EXERCISE GOAL>
All of the material should be reproduced exactly, with pictures left out.

MATERIAL>
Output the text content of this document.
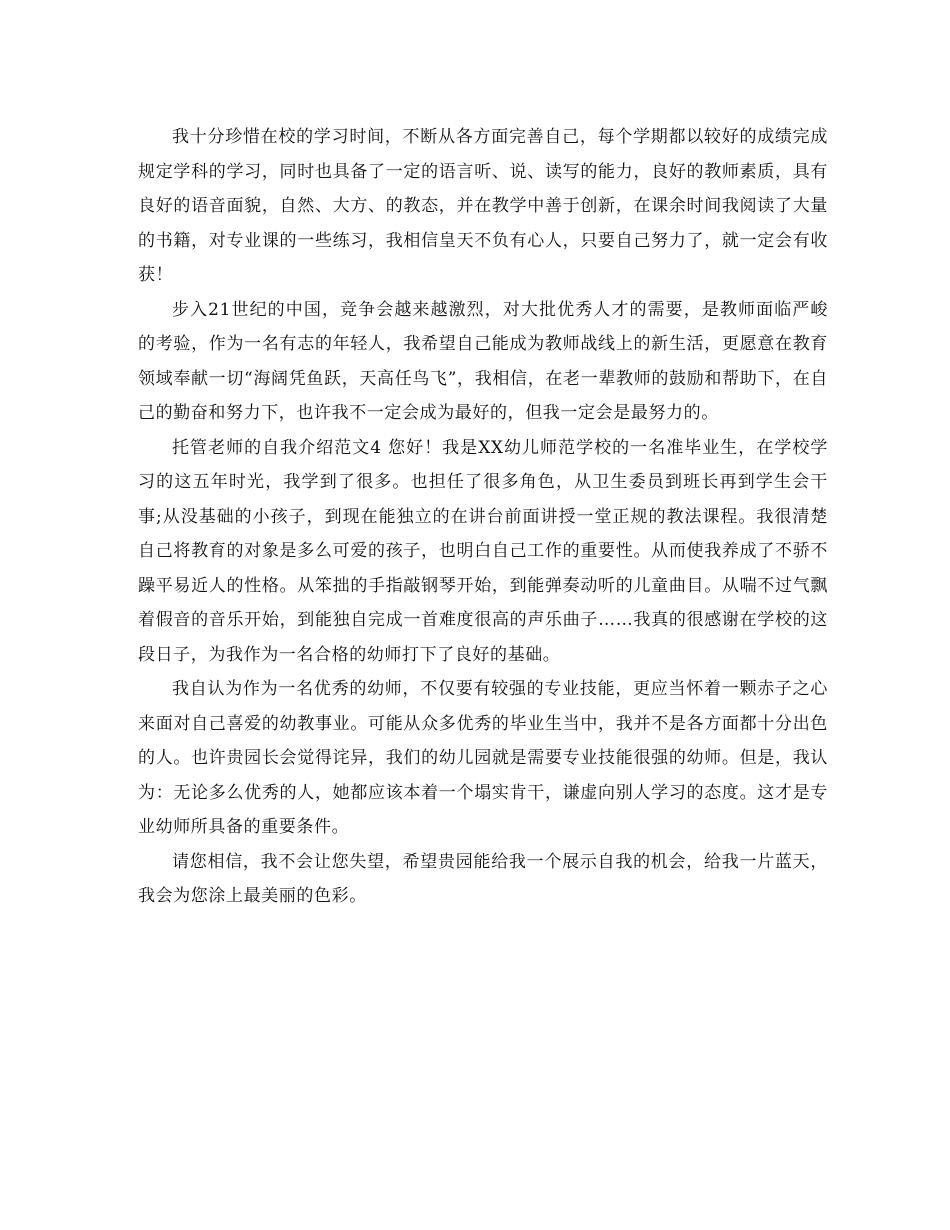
我十分珍惜在校的学习时间，不断从各方面完善自己，每个学期都以较好的成绩完成规定学科的学习，同时也具备了一定的语言听、说、读写的能力，良好的教师素质，具有良好的语音面貌，自然、大方、的教态，并在教学中善于创新，在课余时间我阅读了大量的书籍，对专业课的一些练习，我相信皇天不负有心人，只要自己努力了，就一定会有收获！

步入21世纪的中国，竞争会越来越激烈，对大批优秀人才的需要，是教师面临严峻的考验，作为一名有志的年轻人，我希望自己能成为教师战线上的新生活，更愿意在教育领域奉献一切“海阔凭鱼跃，天高任鸟飞”，我相信，在老一辈教师的鼓励和帮助下，在自己的勤奋和努力下，也许我不一定会成为最好的，但我一定会是最努力的。

托管老师的自我介绍范文4 您好！我是XX幼儿师范学校的一名准毕业生，在学校学习的这五年时光，我学到了很多。也担任了很多角色，从卫生委员到班长再到学生会干事;从没基础的小孩子，到现在能独立的在讲台前面讲授一堂正规的教法课程。我很清楚自己将教育的对象是多么可爱的孩子，也明白自己工作的重要性。从而使我养成了不骄不躁平易近人的性格。从笨拙的手指敲钢琴开始，到能弹奏动听的儿童曲目。从喘不过气飘着假音的音乐开始，到能独自完成一首难度很高的声乐曲子……我真的很感谢在学校的这段日子，为我作为一名合格的幼师打下了良好的基础。

我自认为作为一名优秀的幼师，不仅要有较强的专业技能，更应当怀着一颗赤子之心来面对自己喜爱的幼教事业。可能从众多优秀的毕业生当中，我并不是各方面都十分出色的人。也许贵园长会觉得诧异，我们的幼儿园就是需要专业技能很强的幼师。但是，我认为：无论多么优秀的人，她都应该本着一个塌实肯干，谦虚向别人学习的态度。这才是专业幼师所具备的重要条件。

请您相信，我不会让您失望，希望贵园能给我一个展示自我的机会，给我一片蓝天，我会为您涂上最美丽的色彩。
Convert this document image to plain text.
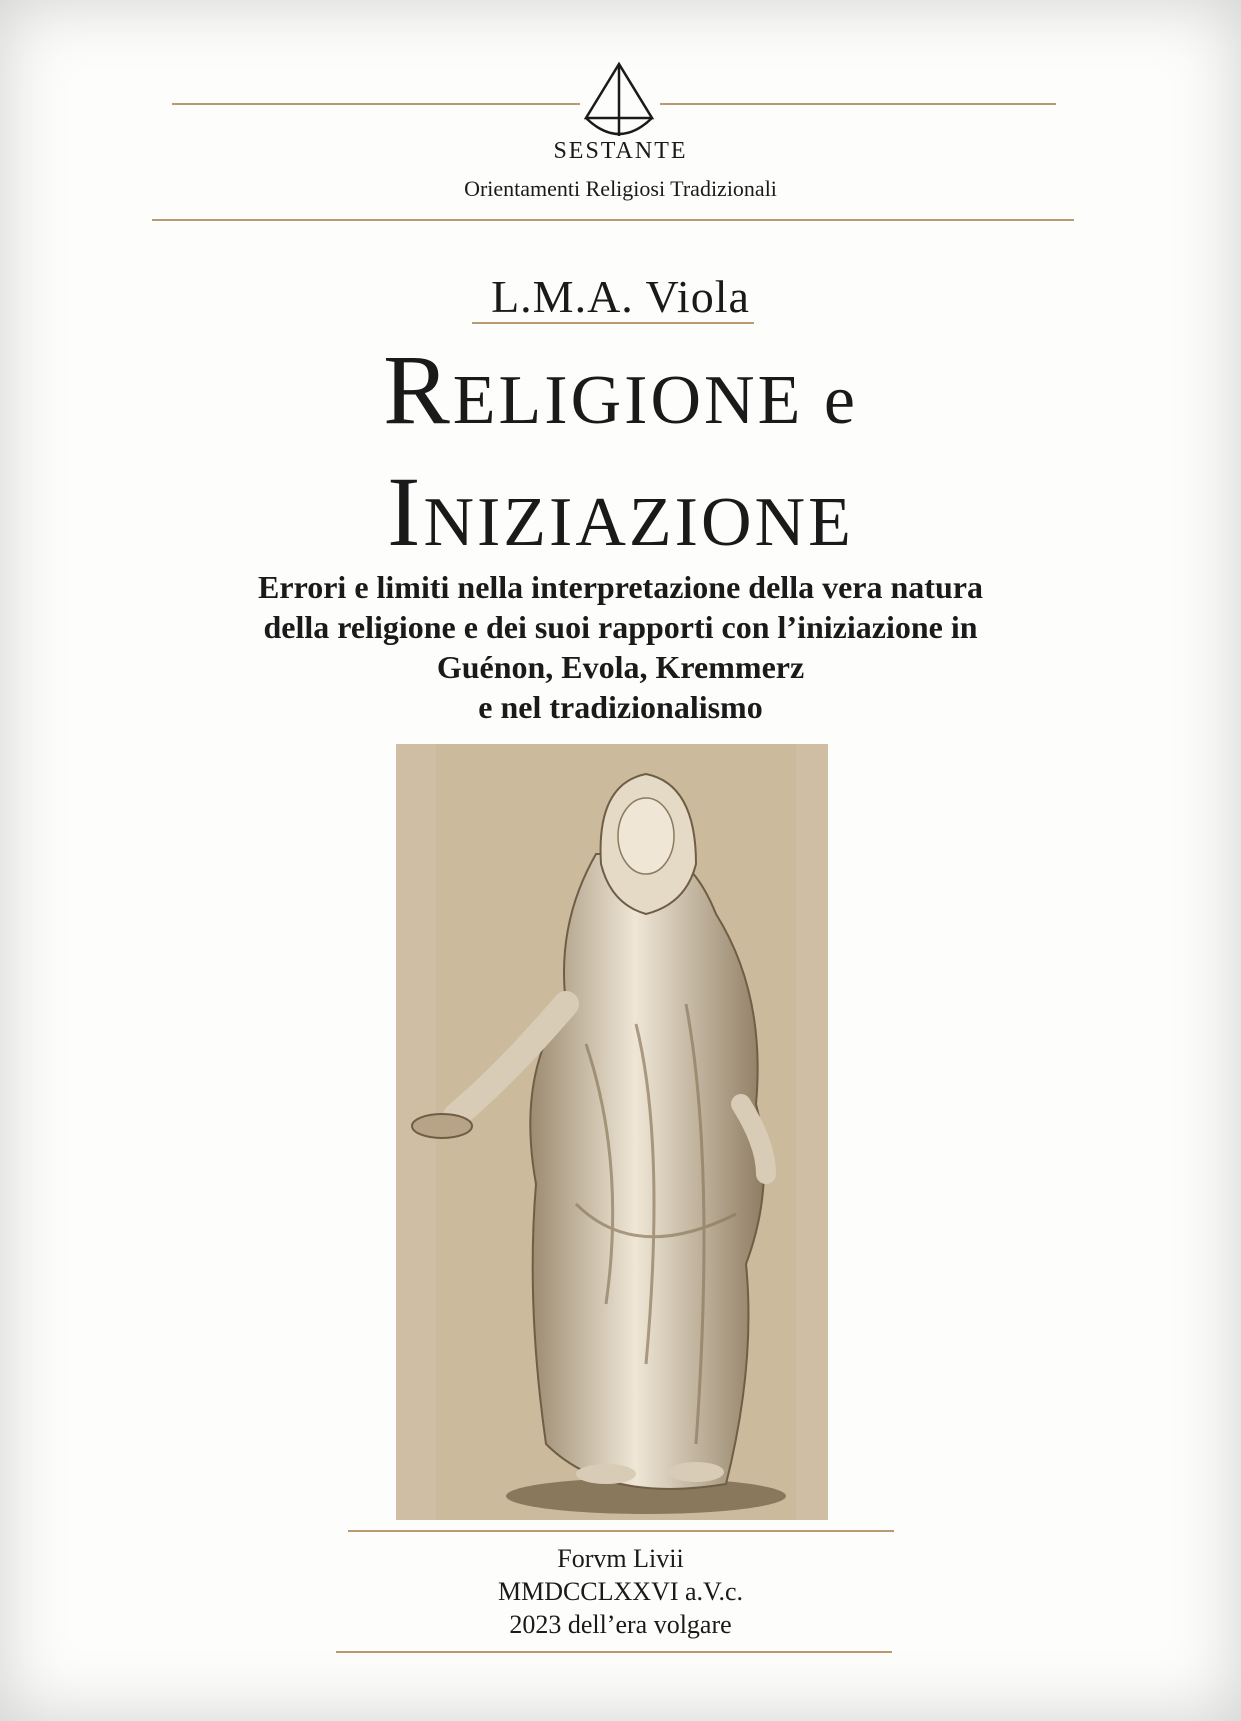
SESTANTE
Orientamenti Religiosi Tradizionali
L.M.A. Viola
RELIGIONE e
INIZIAZIONE
Errori e limiti nella interpretazione della vera natura
della religione e dei suoi rapporti con l’iniziazione in
Guénon, Evola, Kremmerz
e nel tradizionalismo
Forvm Livii
MMDCCLXXVI a.V.c.
2023 dell’era volgare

SOLUTION>
Output the text content of this document.
我十分珍惜在校的学习时间，不断从各方面完善自己，每个学期都以较好的成绩完成规定学科的学习，同时也具备了一定的语言听、说、读写的能力，良好的教师素质，具有良好的语音面貌，自然、大方、的教态，并在教学中善于创新，在课余时间我阅读了大量的书籍，对专业课的一些练习，我相信皇天不负有心人，只要自己努力了，就一定会有收获！

步入21世纪的中国，竞争会越来越激烈，对大批优秀人才的需要，是教师面临严峻的考验，作为一名有志的年轻人，我希望自己能成为教师战线上的新生活，更愿意在教育领域奉献一切“海阔凭鱼跃，天高任鸟飞”，我相信，在老一辈教师的鼓励和帮助下，在自己的勤奋和努力下，也许我不一定会成为最好的，但我一定会是最努力的。

托管老师的自我介绍范文4 您好！我是XX幼儿师范学校的一名准毕业生，在学校学习的这五年时光，我学到了很多。也担任了很多角色，从卫生委员到班长再到学生会干事;从没基础的小孩子，到现在能独立的在讲台前面讲授一堂正规的教法课程。我很清楚自己将教育的对象是多么可爱的孩子，也明白自己工作的重要性。从而使我养成了不骄不躁平易近人的性格。从笨拙的手指敲钢琴开始，到能弹奏动听的儿童曲目。从喘不过气飘着假音的音乐开始，到能独自完成一首难度很高的声乐曲子……我真的很感谢在学校的这段日子，为我作为一名合格的幼师打下了良好的基础。

我自认为作为一名优秀的幼师，不仅要有较强的专业技能，更应当怀着一颗赤子之心来面对自己喜爱的幼教事业。可能从众多优秀的毕业生当中，我并不是各方面都十分出色的人。也许贵园长会觉得诧异，我们的幼儿园就是需要专业技能很强的幼师。但是，我认为：无论多么优秀的人，她都应该本着一个塌实肯干，谦虚向别人学习的态度。这才是专业幼师所具备的重要条件。

请您相信，我不会让您失望，希望贵园能给我一个展示自我的机会，给我一片蓝天，我会为您涂上最美丽的色彩。
Convert this document image to plain text.
SESTANTE
Orientamenti Religiosi Tradizionali
L.M.A. Viola
RELIGIONE e
INIZIAZIONE
Errori e limiti nella interpretazione della vera natura
della religione e dei suoi rapporti con l’iniziazione in
Guénon, Evola, Kremmerz
e nel tradizionalismo
Forvm Livii
MMDCCLXXVI a.V.c.
2023 dell’era volgare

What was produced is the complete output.